+++ Input

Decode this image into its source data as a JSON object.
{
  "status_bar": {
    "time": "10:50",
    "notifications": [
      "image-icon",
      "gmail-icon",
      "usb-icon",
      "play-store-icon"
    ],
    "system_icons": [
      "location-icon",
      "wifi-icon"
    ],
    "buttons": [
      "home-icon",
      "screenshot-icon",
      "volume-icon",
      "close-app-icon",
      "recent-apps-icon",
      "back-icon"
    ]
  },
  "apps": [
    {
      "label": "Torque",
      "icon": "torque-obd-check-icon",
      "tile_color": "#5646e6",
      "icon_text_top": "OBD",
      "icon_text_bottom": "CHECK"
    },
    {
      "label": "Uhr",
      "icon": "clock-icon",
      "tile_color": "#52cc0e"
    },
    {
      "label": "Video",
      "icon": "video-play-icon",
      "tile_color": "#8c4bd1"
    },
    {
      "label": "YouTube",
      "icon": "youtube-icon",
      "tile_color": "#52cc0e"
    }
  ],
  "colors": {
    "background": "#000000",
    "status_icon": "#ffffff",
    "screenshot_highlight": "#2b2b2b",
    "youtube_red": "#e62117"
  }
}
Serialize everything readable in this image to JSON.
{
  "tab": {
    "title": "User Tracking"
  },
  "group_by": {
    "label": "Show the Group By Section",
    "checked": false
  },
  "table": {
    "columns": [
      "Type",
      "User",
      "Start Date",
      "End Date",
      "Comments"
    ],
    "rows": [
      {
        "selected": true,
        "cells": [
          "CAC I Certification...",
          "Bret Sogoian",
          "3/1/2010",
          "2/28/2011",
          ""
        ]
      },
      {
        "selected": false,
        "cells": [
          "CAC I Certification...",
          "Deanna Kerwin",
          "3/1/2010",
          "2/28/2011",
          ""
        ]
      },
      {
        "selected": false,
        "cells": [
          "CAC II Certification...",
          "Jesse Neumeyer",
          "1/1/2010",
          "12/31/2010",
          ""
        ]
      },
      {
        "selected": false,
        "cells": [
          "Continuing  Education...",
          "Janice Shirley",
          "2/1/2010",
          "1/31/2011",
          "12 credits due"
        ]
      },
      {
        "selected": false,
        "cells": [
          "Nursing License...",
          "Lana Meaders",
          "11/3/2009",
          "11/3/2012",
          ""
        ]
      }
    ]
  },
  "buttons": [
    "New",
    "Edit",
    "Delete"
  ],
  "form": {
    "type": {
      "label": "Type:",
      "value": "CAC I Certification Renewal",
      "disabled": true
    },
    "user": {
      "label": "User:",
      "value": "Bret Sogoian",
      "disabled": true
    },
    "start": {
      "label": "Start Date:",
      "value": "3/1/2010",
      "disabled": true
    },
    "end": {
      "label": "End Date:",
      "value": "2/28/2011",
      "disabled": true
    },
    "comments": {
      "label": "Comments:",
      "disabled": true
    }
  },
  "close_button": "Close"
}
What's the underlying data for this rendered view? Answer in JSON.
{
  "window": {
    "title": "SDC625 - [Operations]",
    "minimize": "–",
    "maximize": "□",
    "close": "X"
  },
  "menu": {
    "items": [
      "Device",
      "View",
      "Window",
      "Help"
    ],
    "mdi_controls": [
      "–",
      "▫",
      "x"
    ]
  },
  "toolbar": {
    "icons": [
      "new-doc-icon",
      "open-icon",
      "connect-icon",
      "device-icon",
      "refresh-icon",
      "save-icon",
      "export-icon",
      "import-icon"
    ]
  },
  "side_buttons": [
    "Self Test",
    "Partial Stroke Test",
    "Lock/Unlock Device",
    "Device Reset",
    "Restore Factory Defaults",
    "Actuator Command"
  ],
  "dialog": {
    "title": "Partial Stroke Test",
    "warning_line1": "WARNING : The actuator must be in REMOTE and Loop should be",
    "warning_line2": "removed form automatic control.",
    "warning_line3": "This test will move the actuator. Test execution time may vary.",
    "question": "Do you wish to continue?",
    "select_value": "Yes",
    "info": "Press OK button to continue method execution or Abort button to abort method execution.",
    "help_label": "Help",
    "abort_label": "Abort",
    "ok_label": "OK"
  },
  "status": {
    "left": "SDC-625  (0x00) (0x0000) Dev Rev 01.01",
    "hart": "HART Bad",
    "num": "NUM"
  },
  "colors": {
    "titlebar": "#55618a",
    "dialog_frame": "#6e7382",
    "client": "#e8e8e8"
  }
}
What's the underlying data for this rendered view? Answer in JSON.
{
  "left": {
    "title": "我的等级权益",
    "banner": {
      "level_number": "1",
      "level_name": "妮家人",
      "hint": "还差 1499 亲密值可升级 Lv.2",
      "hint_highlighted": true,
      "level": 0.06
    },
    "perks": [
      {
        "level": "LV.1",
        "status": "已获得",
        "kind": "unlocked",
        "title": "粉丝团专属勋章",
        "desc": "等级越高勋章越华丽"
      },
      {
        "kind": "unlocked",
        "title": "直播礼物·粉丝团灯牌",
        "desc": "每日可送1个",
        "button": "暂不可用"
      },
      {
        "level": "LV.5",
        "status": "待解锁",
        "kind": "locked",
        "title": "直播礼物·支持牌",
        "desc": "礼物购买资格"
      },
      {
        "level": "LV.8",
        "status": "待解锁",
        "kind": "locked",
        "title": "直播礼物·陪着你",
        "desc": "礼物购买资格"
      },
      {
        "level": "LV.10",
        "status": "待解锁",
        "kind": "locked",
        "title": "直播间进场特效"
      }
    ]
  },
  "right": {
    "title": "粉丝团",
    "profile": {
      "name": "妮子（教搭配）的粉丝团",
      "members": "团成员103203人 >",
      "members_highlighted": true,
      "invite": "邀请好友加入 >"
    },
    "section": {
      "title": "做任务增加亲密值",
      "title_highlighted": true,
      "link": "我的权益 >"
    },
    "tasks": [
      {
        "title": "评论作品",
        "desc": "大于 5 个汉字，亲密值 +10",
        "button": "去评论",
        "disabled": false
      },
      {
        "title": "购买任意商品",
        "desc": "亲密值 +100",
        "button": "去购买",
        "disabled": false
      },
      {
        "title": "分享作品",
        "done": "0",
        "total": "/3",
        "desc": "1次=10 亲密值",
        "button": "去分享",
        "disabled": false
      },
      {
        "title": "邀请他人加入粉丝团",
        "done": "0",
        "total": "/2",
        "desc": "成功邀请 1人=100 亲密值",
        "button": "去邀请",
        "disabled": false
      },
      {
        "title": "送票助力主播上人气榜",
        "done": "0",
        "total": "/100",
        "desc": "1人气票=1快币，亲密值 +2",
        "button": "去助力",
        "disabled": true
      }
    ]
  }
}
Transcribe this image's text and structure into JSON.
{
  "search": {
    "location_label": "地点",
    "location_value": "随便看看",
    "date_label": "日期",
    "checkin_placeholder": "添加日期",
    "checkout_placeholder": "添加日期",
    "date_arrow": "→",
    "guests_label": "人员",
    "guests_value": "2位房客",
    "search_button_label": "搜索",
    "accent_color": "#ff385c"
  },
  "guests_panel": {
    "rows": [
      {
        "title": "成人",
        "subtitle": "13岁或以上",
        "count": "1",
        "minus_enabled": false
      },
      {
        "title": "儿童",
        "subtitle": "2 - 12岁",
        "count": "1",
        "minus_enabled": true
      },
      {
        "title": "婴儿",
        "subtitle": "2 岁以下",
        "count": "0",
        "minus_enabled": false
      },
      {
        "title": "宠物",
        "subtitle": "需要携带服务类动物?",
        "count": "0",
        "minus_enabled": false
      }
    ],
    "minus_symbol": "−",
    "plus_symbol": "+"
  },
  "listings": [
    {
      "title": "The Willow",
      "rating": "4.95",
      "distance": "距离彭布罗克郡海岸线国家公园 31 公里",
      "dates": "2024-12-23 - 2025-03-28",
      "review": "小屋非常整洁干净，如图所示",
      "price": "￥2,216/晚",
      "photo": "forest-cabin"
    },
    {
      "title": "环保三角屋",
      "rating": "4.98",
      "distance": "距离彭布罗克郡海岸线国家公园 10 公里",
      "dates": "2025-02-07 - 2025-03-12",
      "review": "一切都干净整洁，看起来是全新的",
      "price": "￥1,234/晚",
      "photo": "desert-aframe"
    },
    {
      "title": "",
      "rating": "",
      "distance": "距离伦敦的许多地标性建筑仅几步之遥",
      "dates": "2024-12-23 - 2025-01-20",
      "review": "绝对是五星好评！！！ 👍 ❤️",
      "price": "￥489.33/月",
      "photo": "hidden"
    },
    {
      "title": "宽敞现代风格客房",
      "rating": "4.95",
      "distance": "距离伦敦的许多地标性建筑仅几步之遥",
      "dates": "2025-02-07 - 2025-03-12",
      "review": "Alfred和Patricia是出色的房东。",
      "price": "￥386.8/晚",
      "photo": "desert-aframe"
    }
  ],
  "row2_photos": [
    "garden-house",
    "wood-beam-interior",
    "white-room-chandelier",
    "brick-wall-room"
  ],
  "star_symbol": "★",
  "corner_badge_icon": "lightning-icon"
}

++++++

Copy every line above that includes the string "dates".

      "dates": "2024-12-23 - 2025-03-28",
      "dates": "2025-02-07 - 2025-03-12",
      "dates": "2024-12-23 - 2025-01-20",
      "dates": "2025-02-07 - 2025-03-12",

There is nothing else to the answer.